--- BEGIN ---

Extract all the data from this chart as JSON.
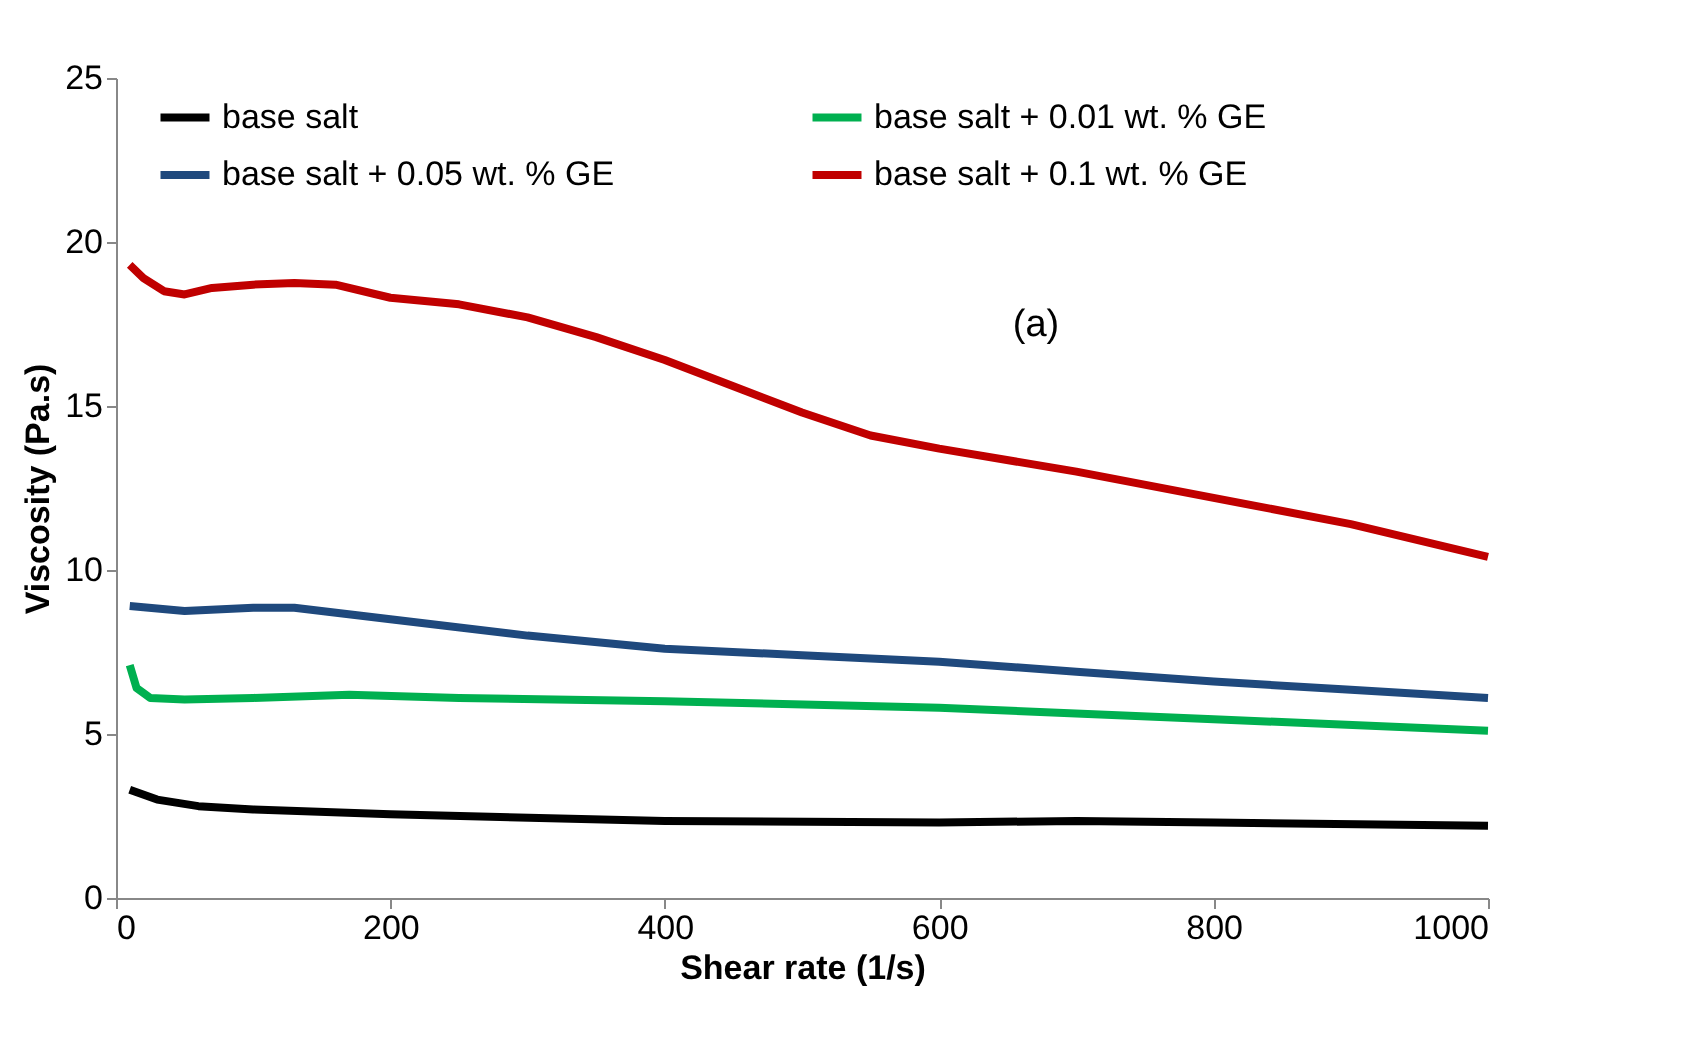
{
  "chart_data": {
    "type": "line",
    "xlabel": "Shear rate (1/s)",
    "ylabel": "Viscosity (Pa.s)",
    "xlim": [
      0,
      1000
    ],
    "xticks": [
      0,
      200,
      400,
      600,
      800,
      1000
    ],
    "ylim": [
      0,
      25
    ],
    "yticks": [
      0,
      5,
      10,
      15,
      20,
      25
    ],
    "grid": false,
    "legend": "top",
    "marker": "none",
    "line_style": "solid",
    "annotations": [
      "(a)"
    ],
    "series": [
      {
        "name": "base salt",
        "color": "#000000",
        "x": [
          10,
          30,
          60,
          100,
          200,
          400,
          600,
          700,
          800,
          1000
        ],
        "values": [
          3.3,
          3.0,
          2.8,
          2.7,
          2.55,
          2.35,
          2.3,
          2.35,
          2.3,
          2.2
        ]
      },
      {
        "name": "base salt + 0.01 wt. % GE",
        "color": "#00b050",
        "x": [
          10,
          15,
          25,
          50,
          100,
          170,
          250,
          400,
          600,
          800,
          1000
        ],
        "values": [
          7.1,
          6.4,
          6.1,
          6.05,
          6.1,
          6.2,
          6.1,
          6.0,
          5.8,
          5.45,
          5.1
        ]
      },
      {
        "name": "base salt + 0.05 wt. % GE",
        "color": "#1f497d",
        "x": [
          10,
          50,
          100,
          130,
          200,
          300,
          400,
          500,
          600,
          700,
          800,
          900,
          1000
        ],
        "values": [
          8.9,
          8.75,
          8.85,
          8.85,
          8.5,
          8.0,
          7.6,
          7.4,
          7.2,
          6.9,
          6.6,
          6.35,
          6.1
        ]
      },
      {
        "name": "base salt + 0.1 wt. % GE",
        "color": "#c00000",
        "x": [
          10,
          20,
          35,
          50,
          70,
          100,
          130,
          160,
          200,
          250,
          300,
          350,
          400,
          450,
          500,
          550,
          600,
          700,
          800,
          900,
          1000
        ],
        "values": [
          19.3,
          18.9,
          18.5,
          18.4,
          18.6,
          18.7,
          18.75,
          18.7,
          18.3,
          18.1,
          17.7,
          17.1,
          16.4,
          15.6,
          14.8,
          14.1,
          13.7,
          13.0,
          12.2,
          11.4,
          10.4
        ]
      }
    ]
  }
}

--- END ---

◆ **THE PROBLEM**: An exact transcription of all the entries is required, without the pictures.

◆ **CORRECT RESPONSE**:
Extract all the data from this chart as JSON.
{
  "chart_data": {
    "type": "line",
    "xlabel": "Shear rate (1/s)",
    "ylabel": "Viscosity (Pa.s)",
    "xlim": [
      0,
      1000
    ],
    "xticks": [
      0,
      200,
      400,
      600,
      800,
      1000
    ],
    "ylim": [
      0,
      25
    ],
    "yticks": [
      0,
      5,
      10,
      15,
      20,
      25
    ],
    "grid": false,
    "legend": "top",
    "marker": "none",
    "line_style": "solid",
    "annotations": [
      "(a)"
    ],
    "series": [
      {
        "name": "base salt",
        "color": "#000000",
        "x": [
          10,
          30,
          60,
          100,
          200,
          400,
          600,
          700,
          800,
          1000
        ],
        "values": [
          3.3,
          3.0,
          2.8,
          2.7,
          2.55,
          2.35,
          2.3,
          2.35,
          2.3,
          2.2
        ]
      },
      {
        "name": "base salt + 0.01 wt. % GE",
        "color": "#00b050",
        "x": [
          10,
          15,
          25,
          50,
          100,
          170,
          250,
          400,
          600,
          800,
          1000
        ],
        "values": [
          7.1,
          6.4,
          6.1,
          6.05,
          6.1,
          6.2,
          6.1,
          6.0,
          5.8,
          5.45,
          5.1
        ]
      },
      {
        "name": "base salt + 0.05 wt. % GE",
        "color": "#1f497d",
        "x": [
          10,
          50,
          100,
          130,
          200,
          300,
          400,
          500,
          600,
          700,
          800,
          900,
          1000
        ],
        "values": [
          8.9,
          8.75,
          8.85,
          8.85,
          8.5,
          8.0,
          7.6,
          7.4,
          7.2,
          6.9,
          6.6,
          6.35,
          6.1
        ]
      },
      {
        "name": "base salt + 0.1 wt. % GE",
        "color": "#c00000",
        "x": [
          10,
          20,
          35,
          50,
          70,
          100,
          130,
          160,
          200,
          250,
          300,
          350,
          400,
          450,
          500,
          550,
          600,
          700,
          800,
          900,
          1000
        ],
        "values": [
          19.3,
          18.9,
          18.5,
          18.4,
          18.6,
          18.7,
          18.75,
          18.7,
          18.3,
          18.1,
          17.7,
          17.1,
          16.4,
          15.6,
          14.8,
          14.1,
          13.7,
          13.0,
          12.2,
          11.4,
          10.4
        ]
      }
    ]
  }
}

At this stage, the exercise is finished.